◆ **WRITTEN INSTRUCTION**
Please extract the entries below, from the first one through the line containing "ruler-minor-tick: [813, 14, 815, 19]", both ends included, and copy them out verbatim.

**********

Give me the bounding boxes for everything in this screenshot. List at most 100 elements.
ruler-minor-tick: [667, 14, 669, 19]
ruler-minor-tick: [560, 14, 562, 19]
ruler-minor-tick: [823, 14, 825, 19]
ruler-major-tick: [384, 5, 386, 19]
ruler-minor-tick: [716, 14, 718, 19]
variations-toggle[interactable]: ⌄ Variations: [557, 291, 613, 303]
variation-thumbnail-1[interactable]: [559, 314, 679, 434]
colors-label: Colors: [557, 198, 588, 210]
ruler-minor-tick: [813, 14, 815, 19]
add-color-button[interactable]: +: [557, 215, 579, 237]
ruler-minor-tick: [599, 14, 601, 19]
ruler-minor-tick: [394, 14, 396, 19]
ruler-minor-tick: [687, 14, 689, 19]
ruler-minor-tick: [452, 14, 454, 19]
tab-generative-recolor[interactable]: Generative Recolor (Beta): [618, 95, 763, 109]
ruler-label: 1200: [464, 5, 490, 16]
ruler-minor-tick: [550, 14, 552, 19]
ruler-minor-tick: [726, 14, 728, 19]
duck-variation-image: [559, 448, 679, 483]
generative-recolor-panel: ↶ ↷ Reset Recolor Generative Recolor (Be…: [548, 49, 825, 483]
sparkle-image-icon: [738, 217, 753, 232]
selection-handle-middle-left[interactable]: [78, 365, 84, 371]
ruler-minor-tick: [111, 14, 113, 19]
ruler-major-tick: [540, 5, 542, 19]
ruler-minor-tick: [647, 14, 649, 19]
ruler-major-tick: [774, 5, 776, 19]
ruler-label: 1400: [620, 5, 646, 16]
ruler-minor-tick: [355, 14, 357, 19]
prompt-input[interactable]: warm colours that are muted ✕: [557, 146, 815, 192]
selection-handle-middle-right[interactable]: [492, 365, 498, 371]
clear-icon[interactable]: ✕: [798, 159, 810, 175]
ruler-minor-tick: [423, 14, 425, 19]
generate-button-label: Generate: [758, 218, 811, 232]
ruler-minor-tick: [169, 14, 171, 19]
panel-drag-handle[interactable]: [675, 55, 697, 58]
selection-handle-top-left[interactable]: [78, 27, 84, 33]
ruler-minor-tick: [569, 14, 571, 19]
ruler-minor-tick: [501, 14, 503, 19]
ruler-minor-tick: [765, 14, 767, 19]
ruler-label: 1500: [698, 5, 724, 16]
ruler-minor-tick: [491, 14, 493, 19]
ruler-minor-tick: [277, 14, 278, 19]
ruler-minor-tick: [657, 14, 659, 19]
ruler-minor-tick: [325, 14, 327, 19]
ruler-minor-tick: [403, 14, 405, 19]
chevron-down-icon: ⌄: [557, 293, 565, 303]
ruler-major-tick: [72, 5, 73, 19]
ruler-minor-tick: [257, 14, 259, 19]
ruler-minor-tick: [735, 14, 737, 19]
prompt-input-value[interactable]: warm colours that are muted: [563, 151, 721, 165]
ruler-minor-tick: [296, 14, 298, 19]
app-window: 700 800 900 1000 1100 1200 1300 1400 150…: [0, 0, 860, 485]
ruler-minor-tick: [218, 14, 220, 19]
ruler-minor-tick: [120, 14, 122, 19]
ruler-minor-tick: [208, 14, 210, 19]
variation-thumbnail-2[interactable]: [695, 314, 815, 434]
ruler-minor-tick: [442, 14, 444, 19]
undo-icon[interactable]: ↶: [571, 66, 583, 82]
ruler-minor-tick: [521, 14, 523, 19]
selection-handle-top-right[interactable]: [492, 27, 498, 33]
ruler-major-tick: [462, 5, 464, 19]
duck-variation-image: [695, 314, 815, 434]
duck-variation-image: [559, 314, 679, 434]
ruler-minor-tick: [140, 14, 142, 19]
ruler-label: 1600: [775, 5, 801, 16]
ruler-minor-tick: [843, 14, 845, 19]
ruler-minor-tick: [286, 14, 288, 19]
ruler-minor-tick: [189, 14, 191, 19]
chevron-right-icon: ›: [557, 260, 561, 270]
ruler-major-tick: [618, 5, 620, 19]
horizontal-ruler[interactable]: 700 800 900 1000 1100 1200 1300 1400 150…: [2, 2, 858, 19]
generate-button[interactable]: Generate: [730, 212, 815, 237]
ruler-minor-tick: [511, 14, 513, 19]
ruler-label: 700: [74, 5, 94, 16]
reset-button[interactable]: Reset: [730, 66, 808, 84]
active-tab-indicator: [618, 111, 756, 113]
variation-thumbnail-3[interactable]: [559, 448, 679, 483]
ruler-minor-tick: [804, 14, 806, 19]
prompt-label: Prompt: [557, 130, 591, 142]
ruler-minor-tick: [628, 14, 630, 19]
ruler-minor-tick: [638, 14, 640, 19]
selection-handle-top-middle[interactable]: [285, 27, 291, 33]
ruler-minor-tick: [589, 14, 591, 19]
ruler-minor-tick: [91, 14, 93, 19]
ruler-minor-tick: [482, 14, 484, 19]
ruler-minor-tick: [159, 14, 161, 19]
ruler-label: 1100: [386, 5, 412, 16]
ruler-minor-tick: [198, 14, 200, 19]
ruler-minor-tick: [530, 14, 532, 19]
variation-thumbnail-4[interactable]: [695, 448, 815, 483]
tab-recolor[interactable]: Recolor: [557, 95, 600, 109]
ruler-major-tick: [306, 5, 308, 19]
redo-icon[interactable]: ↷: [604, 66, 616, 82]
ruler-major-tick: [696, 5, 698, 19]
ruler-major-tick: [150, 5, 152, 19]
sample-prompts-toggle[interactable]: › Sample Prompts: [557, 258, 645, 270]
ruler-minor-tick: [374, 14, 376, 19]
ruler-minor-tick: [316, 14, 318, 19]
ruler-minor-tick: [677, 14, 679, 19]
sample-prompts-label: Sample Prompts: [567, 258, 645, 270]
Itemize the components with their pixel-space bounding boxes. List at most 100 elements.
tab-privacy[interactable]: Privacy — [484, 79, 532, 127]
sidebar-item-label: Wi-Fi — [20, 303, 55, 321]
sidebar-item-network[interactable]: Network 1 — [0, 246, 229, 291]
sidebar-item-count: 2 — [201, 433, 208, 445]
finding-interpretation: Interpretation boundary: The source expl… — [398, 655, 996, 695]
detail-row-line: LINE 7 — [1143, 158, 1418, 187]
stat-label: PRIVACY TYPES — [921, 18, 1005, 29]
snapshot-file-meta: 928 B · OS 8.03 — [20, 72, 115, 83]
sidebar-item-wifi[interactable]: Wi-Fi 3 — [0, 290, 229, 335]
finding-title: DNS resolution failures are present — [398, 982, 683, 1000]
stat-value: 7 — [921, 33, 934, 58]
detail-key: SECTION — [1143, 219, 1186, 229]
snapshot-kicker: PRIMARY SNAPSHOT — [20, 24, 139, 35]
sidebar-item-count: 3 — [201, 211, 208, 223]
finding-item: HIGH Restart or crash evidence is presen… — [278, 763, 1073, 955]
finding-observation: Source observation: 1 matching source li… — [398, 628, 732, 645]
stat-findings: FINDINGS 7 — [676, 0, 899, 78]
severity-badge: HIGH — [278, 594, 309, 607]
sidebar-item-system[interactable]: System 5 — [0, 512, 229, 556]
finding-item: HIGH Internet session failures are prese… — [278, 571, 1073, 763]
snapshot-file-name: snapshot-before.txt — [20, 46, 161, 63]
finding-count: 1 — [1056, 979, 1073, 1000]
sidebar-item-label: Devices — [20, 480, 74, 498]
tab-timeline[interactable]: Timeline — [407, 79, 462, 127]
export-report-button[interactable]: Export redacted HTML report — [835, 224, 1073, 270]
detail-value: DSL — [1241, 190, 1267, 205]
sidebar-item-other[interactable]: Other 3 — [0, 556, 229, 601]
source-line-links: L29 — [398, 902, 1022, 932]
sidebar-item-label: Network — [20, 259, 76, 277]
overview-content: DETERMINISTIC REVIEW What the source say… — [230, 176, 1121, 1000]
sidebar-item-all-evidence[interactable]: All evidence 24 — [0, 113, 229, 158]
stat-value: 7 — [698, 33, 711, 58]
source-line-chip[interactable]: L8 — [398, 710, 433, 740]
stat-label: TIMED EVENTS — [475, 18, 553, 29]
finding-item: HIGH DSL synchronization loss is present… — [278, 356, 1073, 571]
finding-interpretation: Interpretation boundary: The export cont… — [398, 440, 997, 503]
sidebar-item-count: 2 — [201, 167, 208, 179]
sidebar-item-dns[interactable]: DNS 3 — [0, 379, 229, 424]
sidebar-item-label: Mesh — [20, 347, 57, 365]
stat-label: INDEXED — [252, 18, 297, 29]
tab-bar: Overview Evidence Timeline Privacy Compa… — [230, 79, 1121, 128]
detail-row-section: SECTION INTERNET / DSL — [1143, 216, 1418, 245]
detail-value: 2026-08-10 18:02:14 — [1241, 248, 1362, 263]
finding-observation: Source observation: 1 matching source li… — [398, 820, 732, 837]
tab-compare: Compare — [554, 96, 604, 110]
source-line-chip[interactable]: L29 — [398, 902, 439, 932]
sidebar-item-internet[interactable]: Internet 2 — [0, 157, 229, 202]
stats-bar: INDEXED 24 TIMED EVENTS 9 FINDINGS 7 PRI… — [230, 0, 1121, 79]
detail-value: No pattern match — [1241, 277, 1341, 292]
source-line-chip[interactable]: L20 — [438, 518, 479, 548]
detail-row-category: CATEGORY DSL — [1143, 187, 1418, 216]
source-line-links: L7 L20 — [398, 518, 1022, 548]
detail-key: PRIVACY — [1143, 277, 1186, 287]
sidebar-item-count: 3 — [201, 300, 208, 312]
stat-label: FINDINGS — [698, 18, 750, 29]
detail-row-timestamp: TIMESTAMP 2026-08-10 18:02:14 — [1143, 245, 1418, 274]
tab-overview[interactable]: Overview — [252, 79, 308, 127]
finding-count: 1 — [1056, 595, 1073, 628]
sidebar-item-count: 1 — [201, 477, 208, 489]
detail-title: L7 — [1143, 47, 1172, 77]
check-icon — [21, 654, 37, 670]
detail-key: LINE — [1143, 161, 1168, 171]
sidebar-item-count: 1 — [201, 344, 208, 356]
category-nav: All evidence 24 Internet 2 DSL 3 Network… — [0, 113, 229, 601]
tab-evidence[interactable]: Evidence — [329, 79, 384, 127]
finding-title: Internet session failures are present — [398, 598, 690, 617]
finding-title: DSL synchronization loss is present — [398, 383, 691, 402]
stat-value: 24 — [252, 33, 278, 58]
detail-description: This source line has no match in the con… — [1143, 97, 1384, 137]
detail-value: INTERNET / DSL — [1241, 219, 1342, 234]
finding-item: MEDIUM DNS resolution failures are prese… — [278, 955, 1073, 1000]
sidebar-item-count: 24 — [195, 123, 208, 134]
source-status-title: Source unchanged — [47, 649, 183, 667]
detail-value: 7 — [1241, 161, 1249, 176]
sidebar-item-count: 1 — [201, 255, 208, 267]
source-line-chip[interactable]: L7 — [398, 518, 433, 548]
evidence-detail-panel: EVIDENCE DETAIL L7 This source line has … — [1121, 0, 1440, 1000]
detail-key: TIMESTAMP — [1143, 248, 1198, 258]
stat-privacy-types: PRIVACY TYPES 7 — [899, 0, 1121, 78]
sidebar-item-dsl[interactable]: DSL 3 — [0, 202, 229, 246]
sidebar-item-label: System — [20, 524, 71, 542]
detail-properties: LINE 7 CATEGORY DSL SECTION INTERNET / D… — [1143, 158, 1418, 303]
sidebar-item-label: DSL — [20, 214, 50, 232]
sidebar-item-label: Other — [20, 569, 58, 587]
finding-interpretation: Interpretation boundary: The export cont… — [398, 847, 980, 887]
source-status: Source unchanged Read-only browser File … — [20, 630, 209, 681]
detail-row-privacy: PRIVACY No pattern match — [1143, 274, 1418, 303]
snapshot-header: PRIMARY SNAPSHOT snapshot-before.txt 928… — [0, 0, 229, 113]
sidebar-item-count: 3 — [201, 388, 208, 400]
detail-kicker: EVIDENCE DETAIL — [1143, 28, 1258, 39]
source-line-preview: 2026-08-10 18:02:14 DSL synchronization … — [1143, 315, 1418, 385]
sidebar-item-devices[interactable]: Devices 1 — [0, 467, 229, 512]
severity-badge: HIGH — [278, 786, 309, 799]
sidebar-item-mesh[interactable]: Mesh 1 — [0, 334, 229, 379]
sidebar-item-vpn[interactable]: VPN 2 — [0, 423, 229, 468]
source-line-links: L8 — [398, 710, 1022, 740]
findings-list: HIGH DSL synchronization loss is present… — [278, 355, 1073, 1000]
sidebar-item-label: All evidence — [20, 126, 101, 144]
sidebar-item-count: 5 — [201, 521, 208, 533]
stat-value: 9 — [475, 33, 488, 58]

**********

◆ **THE ANSWER**
Give me the bounding boxes for everything in this screenshot. List at most 100 elements.
ruler-minor-tick: [667, 14, 669, 19]
ruler-minor-tick: [560, 14, 562, 19]
ruler-minor-tick: [823, 14, 825, 19]
ruler-major-tick: [384, 5, 386, 19]
ruler-minor-tick: [716, 14, 718, 19]
variations-toggle[interactable]: ⌄ Variations: [557, 291, 613, 303]
variation-thumbnail-1[interactable]: [559, 314, 679, 434]
colors-label: Colors: [557, 198, 588, 210]
ruler-minor-tick: [813, 14, 815, 19]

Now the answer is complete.